- [What to work on]:
Copy every line of the entries that includes the word "complementary".

**** Records shown

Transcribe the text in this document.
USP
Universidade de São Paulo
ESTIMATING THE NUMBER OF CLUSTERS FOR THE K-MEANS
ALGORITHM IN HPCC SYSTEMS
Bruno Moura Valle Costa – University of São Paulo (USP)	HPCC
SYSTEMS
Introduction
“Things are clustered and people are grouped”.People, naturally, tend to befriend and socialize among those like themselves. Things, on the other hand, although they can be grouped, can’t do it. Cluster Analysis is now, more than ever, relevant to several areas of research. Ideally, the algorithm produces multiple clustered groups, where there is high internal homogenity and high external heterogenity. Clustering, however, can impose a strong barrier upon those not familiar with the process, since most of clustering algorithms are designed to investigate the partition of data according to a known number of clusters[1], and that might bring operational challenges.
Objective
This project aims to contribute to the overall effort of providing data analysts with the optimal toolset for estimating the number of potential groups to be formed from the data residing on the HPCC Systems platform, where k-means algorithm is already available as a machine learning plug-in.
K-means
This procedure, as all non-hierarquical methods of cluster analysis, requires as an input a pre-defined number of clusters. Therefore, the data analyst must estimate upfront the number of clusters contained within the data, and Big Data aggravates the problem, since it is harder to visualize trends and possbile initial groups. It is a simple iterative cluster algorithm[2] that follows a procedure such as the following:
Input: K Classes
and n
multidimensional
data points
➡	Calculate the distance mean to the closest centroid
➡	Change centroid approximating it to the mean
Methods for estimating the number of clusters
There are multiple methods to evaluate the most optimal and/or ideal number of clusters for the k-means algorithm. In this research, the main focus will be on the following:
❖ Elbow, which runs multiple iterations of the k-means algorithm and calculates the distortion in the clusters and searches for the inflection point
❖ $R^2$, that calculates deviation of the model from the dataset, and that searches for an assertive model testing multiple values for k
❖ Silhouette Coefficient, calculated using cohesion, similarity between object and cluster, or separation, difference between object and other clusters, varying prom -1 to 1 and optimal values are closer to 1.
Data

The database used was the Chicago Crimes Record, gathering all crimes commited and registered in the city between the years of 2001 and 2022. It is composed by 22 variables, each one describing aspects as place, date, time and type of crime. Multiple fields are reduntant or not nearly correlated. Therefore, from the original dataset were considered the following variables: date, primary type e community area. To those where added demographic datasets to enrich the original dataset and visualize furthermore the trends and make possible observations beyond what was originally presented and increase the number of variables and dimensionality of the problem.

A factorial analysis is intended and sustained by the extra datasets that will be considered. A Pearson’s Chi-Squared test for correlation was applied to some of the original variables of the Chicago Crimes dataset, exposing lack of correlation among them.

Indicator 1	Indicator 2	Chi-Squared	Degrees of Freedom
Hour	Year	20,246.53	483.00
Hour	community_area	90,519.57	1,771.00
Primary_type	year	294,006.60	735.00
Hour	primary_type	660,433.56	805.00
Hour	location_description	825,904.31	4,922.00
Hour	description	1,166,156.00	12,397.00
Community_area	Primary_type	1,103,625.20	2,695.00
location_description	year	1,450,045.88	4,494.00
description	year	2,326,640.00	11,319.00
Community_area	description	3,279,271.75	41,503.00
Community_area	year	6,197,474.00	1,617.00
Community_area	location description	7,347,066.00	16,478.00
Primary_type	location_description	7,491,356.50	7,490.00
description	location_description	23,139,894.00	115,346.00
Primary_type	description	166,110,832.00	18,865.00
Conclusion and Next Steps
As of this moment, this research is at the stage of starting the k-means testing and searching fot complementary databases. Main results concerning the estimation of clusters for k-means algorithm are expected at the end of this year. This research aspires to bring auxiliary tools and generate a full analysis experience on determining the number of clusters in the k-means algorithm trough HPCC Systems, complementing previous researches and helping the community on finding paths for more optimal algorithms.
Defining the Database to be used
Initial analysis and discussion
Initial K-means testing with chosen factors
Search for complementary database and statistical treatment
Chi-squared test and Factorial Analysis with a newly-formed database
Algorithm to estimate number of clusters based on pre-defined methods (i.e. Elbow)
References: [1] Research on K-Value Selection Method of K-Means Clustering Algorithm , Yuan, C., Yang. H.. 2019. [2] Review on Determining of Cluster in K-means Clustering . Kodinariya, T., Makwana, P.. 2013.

********

- [Solution for this task]:
As of this moment, this research is at the stage of starting the k-means testing and searching fot complementary databases. Main results concerning the estimation of clusters for k-means algorithm are expected at the end of this year. This research aspires to bring auxiliary tools and generate a full analysis experience on determining the number of clusters in the k-means algorithm trough HPCC Systems, complementing previous researches and helping the community on finding paths for more optimal algorithms.
Search for complementary database and statistical treatment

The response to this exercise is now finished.